# [Objective]
Write out each entry, exactly the way it appears.

Start

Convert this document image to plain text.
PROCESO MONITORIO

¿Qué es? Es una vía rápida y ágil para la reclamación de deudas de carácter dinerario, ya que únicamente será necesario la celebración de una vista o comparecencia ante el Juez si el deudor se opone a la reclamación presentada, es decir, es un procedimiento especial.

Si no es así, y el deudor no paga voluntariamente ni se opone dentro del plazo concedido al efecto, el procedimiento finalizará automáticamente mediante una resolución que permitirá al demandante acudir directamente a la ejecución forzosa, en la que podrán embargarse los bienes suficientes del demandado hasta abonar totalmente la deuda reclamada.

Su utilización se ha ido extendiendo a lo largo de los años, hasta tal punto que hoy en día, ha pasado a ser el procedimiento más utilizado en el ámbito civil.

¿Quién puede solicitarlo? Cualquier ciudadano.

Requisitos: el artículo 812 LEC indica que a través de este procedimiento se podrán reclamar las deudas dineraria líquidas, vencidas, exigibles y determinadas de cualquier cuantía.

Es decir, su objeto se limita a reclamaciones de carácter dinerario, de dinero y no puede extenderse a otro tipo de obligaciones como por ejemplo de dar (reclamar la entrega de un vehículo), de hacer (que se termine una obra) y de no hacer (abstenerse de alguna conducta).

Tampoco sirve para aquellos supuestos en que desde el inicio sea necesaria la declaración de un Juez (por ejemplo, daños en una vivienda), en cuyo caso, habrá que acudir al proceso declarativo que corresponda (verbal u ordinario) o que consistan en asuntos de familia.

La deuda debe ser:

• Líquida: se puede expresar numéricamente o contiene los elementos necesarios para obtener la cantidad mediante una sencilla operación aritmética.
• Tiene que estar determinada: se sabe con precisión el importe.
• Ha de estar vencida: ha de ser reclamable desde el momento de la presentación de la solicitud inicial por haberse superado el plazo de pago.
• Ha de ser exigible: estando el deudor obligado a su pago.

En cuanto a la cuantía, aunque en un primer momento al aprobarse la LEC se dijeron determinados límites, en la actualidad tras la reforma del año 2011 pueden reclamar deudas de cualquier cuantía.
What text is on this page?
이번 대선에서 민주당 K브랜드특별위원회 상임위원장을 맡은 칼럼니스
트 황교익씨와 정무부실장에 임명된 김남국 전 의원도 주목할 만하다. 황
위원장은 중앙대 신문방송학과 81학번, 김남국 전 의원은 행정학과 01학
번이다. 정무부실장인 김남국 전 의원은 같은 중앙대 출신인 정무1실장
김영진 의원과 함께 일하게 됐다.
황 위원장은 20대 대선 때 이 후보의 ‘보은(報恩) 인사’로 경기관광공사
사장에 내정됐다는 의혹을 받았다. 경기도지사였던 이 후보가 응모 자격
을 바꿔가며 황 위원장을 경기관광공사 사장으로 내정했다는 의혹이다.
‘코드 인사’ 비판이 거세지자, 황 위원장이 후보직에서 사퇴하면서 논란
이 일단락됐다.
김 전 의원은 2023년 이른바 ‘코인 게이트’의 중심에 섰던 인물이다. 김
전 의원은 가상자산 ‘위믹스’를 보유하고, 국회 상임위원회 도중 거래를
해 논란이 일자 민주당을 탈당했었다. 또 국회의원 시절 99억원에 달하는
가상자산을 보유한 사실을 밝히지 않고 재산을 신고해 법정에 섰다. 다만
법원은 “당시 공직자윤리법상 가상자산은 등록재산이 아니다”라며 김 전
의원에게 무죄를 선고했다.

End

# [Full response]
Convert this document image to plain text.
PROCESO MONITORIO

¿Qué es? Es una vía rápida y ágil para la reclamación de deudas de carácter dinerario, ya que únicamente será necesario la celebración de una vista o comparecencia ante el Juez si el deudor se opone a la reclamación presentada, es decir, es un procedimiento especial.

Si no es así, y el deudor no paga voluntariamente ni se opone dentro del plazo concedido al efecto, el procedimiento finalizará automáticamente mediante una resolución que permitirá al demandante acudir directamente a la ejecución forzosa, en la que podrán embargarse los bienes suficientes del demandado hasta abonar totalmente la deuda reclamada.

Su utilización se ha ido extendiendo a lo largo de los años, hasta tal punto que hoy en día, ha pasado a ser el procedimiento más utilizado en el ámbito civil.

¿Quién puede solicitarlo? Cualquier ciudadano.

Requisitos: el artículo 812 LEC indica que a través de este procedimiento se podrán reclamar las deudas dineraria líquidas, vencidas, exigibles y determinadas de cualquier cuantía.

Es decir, su objeto se limita a reclamaciones de carácter dinerario, de dinero y no puede extenderse a otro tipo de obligaciones como por ejemplo de dar (reclamar la entrega de un vehículo), de hacer (que se termine una obra) y de no hacer (abstenerse de alguna conducta).

Tampoco sirve para aquellos supuestos en que desde el inicio sea necesaria la declaración de un Juez (por ejemplo, daños en una vivienda), en cuyo caso, habrá que acudir al proceso declarativo que corresponda (verbal u ordinario) o que consistan en asuntos de familia.

La deuda debe ser:

• Líquida: se puede expresar numéricamente o contiene los elementos necesarios para obtener la cantidad mediante una sencilla operación aritmética.
• Tiene que estar determinada: se sabe con precisión el importe.
• Ha de estar vencida: ha de ser reclamable desde el momento de la presentación de la solicitud inicial por haberse superado el plazo de pago.
• Ha de ser exigible: estando el deudor obligado a su pago.

En cuanto a la cuantía, aunque en un primer momento al aprobarse la LEC se dijeron determinados límites, en la actualidad tras la reforma del año 2011 pueden reclamar deudas de cualquier cuantía.
What text is on this page?
이번 대선에서 민주당 K브랜드특별위원회 상임위원장을 맡은 칼럼니스
트 황교익씨와 정무부실장에 임명된 김남국 전 의원도 주목할 만하다. 황
위원장은 중앙대 신문방송학과 81학번, 김남국 전 의원은 행정학과 01학
번이다. 정무부실장인 김남국 전 의원은 같은 중앙대 출신인 정무1실장
김영진 의원과 함께 일하게 됐다.
황 위원장은 20대 대선 때 이 후보의 ‘보은(報恩) 인사’로 경기관광공사
사장에 내정됐다는 의혹을 받았다. 경기도지사였던 이 후보가 응모 자격
을 바꿔가며 황 위원장을 경기관광공사 사장으로 내정했다는 의혹이다.
‘코드 인사’ 비판이 거세지자, 황 위원장이 후보직에서 사퇴하면서 논란
이 일단락됐다.
김 전 의원은 2023년 이른바 ‘코인 게이트’의 중심에 섰던 인물이다. 김
전 의원은 가상자산 ‘위믹스’를 보유하고, 국회 상임위원회 도중 거래를
해 논란이 일자 민주당을 탈당했었다. 또 국회의원 시절 99억원에 달하는
가상자산을 보유한 사실을 밝히지 않고 재산을 신고해 법정에 섰다. 다만
법원은 “당시 공직자윤리법상 가상자산은 등록재산이 아니다”라며 김 전
의원에게 무죄를 선고했다.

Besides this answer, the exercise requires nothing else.